### Problem to solve
The required output is a number: how many lines of the data below include the string "JSON".

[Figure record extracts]

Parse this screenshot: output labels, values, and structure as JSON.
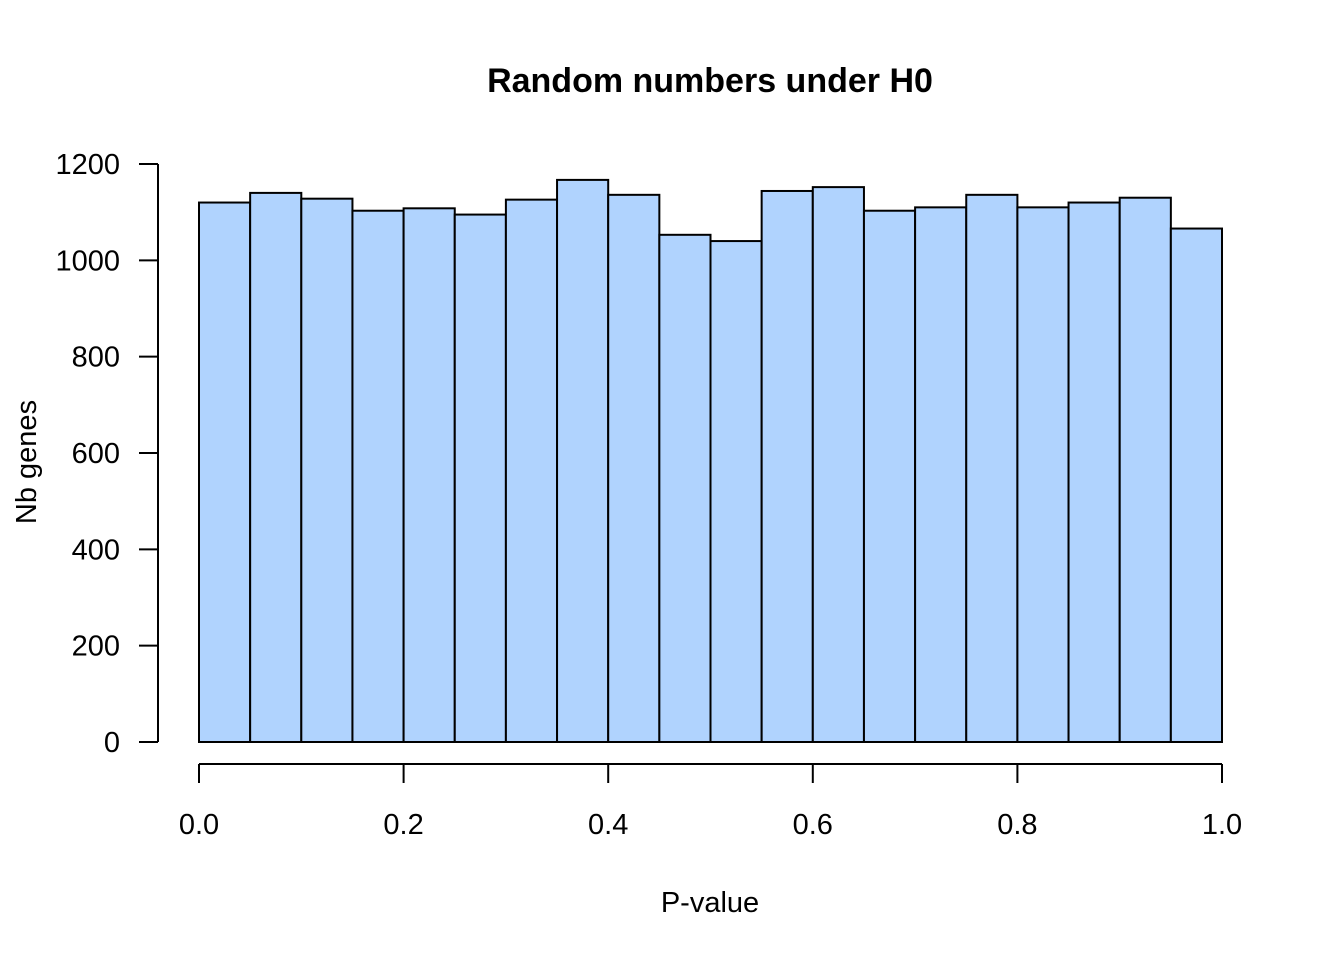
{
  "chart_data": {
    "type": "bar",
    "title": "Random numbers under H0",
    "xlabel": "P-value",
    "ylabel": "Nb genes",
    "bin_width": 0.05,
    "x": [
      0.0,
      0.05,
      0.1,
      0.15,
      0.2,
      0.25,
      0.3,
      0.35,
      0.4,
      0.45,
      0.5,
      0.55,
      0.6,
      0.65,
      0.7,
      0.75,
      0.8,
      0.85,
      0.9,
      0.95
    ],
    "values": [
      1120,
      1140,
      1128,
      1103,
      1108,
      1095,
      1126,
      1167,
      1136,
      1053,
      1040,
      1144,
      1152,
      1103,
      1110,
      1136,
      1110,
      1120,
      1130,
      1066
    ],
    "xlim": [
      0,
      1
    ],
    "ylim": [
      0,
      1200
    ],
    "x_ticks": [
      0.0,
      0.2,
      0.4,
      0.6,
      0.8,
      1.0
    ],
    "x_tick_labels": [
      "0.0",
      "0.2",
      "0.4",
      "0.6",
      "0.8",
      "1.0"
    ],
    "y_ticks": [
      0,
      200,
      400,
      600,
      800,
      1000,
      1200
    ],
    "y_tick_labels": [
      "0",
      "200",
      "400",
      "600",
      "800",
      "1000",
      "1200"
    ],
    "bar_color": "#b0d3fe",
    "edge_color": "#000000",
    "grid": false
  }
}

...

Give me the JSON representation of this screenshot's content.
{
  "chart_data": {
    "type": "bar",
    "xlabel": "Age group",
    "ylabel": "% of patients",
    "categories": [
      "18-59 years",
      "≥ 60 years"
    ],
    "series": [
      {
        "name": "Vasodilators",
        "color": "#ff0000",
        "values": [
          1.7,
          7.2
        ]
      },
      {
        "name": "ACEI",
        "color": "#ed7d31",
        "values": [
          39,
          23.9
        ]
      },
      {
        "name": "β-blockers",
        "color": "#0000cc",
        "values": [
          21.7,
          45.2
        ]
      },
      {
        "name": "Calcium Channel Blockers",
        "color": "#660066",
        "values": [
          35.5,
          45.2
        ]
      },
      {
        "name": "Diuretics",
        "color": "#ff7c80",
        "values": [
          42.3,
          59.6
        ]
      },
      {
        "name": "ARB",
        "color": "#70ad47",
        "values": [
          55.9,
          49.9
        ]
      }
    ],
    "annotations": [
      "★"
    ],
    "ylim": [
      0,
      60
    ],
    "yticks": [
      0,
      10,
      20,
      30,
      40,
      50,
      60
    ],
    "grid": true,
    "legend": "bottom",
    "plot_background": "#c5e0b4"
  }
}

### Solution
2